• WHAT TO WORK ON
Using the passage on Ramendra Narayan Roy below, explain why he carried the surname Roy even though his family name was Bhawal.

• SELECTED EXCERPT
┏━━
Ramendra Narayan Roy was a kumar ("princeling") of the Bhawal Estate, a large zamindari in Bengal in modern-day Bangladesh from the family of Shrotriya Brahmins. He was one of three brothers who had inherited the estate from their father. He was popularly known to people as "mejokumar". The Bhawal Estate spread over 579 sqmi and included villages with a population of around 500,000, many of them tenant farmers. The second son, Ramendra Narayan Roy (b. 28 July 1884), was yet to take up the zamindari management when the famous incident of the Bhawal case took place.

Ramendra Narayan Roy, second kumar of Bhawal, spent most of his time hunting, in festivities, having several mistresses. By 1905 he was said to have contracted syphilis. In 1909 he went to Darjeeling to seek treatment, accompanied by his wife, Bibhabati Devi; her brother Satyendranath Banerjee; and a large retinue, but was reported to have died there on 7 May at the age of 25. The reported cause of death was biliary colic (gallstones). His body was supposedly cremated in Darjeeling the next day and customary funerary rites were performed on 8 May.

Later there was much discussion of exactly what had happened on 8 May, what the exact time of the cremation was, and exactly who had been cremated. Some witnesses testified that a sudden hailstorm had interrupted the cremation just before the pyre should have been lighted and the body might have disappeared when the mourners had sought shelter.

His young wife, Bibhabati Devi, moved to Dhaka to live with her brother Satyen Banerjee. Over the next ten years the other Bhawal princes also died, and the colonial British Court of Wards took control of the estate on behalf of their widows.

Regarding the family name, long before the beginning of the British Raj on the Indian subcontinent, 'Baro Bhuiya' (বারো ভুঁইয়া) (or 12 great landlords) ruled over the Bengal area (including present-day West Bengal, Bangladesh, Assam, Tripura, and parts of modern-day Bihar, Jharkhand and Odisha) and resisted the occupation of Bengal by the Mughals during the 16th and 17th centuries. The Bhawals were descended from one of the Baro Bhuiyan families. It was a fashion among the Zamindari families of those days of acquiring high-sounding titles like Roy and other honourable titles graced by their British heads. Ramendra Narayan Roy's surname of Roy was in fact a title. His original surname was Bhawal.
┗━━
• DATA FOR REVIEW
┏━━
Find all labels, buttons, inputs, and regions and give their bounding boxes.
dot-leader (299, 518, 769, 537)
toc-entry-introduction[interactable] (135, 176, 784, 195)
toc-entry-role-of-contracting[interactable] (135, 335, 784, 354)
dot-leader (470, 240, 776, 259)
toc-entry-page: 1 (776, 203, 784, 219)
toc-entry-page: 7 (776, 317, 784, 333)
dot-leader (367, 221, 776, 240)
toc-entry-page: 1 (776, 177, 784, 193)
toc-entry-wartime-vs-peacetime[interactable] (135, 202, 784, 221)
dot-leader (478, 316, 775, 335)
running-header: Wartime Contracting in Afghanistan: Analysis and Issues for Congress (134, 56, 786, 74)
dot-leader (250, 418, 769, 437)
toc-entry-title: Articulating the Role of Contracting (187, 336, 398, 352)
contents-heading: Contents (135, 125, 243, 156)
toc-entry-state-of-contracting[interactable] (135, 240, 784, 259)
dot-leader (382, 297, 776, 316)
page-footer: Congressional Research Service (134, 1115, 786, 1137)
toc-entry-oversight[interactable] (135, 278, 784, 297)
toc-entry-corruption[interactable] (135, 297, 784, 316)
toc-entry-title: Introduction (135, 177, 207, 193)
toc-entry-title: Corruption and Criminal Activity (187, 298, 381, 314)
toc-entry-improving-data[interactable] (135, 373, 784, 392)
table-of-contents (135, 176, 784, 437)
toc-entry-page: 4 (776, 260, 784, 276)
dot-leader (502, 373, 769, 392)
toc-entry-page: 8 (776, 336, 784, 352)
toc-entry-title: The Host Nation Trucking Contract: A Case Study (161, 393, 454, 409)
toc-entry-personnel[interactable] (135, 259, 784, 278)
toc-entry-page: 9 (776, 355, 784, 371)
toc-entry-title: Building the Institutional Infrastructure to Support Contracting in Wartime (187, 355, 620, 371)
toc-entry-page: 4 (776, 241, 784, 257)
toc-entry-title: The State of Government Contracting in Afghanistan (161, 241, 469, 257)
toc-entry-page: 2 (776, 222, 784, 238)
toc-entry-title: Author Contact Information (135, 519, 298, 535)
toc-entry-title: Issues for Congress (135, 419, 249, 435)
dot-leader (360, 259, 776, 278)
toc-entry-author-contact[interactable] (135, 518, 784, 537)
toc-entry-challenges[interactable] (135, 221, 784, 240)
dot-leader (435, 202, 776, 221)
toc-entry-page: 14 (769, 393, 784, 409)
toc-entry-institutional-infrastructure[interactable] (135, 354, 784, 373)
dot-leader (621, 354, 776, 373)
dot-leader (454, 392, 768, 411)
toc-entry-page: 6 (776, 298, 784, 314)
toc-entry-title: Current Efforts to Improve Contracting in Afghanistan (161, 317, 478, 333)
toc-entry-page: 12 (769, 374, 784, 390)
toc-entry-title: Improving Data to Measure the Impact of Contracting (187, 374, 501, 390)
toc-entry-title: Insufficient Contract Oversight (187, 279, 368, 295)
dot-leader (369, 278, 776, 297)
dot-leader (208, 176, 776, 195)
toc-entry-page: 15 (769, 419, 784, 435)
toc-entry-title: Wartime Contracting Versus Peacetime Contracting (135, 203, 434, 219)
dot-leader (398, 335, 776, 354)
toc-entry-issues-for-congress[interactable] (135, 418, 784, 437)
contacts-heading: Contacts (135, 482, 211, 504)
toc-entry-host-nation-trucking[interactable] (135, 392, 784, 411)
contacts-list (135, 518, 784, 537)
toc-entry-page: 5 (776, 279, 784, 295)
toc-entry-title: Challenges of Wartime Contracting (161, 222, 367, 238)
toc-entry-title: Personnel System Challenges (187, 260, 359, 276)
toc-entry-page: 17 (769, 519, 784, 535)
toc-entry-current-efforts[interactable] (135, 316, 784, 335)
┗━━
• THE ANSWER
Roy was a title, not his original family name. Zamindari families of that time commonly acquired high-sounding titles such as Roy, so his original surname of Bhawal was replaced by Roy.